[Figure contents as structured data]
- - -

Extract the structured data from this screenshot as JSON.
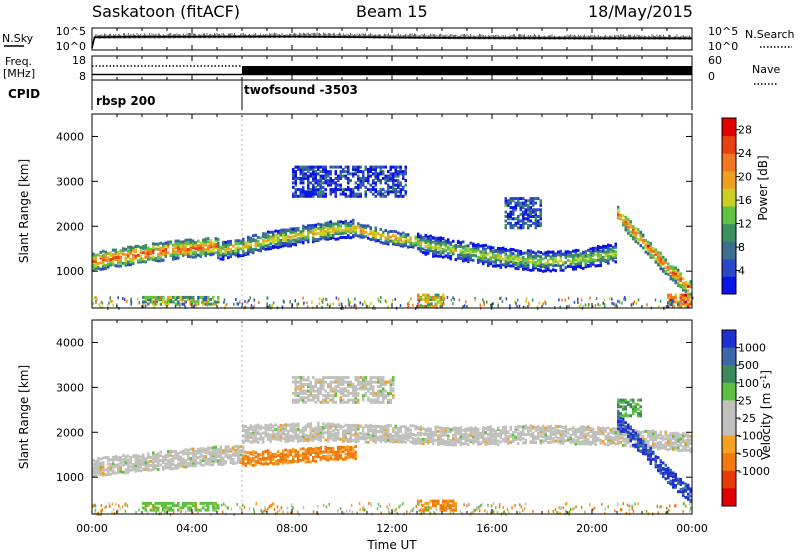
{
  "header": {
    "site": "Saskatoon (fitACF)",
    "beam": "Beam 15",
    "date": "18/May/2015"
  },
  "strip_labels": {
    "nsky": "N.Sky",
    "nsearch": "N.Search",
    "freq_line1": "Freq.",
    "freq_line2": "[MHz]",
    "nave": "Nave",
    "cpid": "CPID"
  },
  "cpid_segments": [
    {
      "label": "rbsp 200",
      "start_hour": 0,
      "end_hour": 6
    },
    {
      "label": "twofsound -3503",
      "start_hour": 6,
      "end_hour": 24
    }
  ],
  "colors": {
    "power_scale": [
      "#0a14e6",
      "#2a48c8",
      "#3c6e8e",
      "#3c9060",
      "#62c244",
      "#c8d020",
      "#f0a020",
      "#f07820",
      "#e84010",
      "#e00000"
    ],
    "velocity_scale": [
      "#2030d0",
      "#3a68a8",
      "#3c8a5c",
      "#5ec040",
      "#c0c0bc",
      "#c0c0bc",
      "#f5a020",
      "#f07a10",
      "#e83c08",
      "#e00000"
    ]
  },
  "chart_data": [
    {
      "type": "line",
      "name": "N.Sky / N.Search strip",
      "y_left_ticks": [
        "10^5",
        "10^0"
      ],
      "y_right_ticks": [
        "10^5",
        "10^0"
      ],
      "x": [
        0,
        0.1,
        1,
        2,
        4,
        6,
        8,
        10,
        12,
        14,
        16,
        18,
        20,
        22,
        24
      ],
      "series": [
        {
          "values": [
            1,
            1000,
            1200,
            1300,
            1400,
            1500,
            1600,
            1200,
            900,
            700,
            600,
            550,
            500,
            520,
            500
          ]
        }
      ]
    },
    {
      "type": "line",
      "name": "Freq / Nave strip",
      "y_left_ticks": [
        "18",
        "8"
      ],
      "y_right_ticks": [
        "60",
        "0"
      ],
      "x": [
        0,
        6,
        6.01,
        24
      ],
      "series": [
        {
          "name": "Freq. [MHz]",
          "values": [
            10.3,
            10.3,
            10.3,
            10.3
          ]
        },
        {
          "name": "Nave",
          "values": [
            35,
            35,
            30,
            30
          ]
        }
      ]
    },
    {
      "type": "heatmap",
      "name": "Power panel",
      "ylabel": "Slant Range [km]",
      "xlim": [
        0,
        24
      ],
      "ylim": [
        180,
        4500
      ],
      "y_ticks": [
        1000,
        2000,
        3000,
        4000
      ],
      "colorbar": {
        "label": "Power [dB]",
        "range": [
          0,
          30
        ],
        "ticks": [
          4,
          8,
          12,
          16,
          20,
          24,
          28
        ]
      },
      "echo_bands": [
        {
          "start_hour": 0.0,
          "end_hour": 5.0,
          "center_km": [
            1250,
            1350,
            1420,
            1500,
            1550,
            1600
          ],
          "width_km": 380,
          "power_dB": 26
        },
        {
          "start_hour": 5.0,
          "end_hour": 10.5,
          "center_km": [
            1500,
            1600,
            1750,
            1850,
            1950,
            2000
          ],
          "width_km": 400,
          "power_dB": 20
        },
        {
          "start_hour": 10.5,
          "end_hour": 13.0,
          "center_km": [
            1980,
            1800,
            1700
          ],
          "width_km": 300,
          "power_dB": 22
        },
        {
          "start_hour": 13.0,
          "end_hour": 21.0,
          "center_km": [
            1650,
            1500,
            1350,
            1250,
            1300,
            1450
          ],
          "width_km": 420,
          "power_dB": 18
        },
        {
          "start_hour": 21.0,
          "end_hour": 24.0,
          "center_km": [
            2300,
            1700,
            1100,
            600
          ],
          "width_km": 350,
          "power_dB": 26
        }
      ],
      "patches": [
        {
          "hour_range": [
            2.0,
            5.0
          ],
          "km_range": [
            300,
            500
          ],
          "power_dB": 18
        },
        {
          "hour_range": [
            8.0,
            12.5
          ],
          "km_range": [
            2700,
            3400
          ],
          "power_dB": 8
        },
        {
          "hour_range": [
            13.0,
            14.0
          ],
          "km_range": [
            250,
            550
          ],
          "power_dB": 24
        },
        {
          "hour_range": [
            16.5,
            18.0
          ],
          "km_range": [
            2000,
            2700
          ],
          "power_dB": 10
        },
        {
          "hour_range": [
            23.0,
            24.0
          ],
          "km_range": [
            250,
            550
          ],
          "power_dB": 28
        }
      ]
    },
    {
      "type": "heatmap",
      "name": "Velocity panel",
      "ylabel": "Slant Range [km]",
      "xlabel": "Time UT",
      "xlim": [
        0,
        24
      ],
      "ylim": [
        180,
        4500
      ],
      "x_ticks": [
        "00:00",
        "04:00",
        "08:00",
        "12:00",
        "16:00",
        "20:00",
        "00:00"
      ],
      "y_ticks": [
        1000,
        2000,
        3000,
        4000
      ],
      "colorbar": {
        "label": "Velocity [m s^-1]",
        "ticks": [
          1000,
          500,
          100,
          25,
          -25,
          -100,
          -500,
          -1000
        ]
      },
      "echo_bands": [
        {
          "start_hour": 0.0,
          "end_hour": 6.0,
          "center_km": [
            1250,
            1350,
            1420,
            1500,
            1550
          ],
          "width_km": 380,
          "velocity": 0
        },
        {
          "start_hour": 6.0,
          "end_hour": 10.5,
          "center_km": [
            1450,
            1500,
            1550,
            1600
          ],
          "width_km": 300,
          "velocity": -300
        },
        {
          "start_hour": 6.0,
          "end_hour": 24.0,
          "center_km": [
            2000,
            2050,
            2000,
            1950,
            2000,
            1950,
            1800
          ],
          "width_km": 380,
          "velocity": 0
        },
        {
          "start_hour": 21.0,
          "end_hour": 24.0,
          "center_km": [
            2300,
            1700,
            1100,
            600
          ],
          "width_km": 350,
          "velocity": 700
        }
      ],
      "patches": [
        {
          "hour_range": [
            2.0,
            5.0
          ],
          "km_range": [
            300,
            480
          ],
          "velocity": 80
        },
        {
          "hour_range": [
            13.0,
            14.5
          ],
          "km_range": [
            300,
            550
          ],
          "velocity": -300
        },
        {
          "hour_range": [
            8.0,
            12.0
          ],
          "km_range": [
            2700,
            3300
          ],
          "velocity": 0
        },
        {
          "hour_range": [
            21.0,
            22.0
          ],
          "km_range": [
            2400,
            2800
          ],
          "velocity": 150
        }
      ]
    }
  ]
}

- - -

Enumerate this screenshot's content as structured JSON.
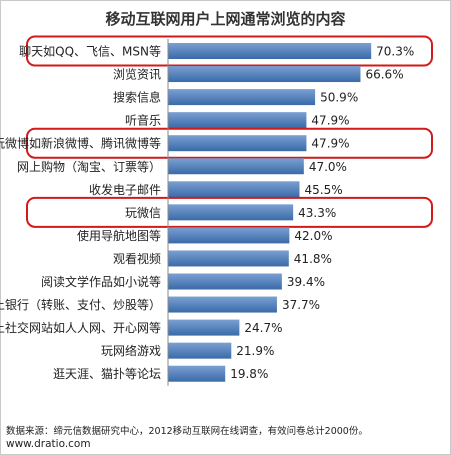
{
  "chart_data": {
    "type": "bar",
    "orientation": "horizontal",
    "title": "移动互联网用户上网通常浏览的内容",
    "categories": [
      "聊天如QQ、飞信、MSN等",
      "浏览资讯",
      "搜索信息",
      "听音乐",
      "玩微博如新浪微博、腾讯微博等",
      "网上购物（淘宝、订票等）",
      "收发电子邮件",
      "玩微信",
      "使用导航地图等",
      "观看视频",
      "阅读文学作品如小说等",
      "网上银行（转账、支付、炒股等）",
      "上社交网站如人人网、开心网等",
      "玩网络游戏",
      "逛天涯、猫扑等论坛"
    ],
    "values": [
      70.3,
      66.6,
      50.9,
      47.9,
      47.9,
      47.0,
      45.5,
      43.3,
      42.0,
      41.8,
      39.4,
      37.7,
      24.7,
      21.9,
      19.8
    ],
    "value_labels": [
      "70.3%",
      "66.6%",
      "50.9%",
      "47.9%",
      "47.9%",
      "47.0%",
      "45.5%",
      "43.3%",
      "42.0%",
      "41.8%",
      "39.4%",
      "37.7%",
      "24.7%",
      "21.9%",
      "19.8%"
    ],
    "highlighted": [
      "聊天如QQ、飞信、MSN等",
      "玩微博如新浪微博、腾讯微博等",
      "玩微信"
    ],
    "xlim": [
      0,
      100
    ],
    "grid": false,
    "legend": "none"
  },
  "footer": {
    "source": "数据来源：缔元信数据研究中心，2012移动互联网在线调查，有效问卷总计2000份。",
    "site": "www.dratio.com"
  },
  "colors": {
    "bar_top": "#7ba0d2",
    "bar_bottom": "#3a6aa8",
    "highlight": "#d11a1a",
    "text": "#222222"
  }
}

- - -

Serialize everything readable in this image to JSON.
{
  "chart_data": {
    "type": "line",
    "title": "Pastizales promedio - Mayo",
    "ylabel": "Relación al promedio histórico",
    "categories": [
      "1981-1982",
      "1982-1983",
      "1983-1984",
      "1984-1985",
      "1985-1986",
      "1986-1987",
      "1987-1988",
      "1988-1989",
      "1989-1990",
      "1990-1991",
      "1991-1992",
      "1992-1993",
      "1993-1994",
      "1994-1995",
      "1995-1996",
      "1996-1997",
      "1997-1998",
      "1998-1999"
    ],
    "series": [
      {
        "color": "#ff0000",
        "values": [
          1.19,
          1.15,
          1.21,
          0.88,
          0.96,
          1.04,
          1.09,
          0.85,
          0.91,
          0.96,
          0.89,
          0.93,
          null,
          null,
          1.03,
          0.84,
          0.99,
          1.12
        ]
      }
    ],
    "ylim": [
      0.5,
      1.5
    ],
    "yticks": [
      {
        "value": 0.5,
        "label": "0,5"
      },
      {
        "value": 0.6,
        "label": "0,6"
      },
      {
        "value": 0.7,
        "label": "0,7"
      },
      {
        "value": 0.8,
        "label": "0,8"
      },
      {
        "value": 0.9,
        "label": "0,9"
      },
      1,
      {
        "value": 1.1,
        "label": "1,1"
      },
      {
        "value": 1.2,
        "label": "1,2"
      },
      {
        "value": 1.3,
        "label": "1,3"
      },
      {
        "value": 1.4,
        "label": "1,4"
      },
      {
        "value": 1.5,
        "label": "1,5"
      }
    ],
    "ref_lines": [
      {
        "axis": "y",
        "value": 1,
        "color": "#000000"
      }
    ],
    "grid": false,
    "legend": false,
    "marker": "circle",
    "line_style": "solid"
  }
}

- - -

## The task:
Find the word "Nave" and list each line it appears in.

## Final result:
    "nave": "Nave",
      "name": "Freq / Nave strip",
          "name": "Nave",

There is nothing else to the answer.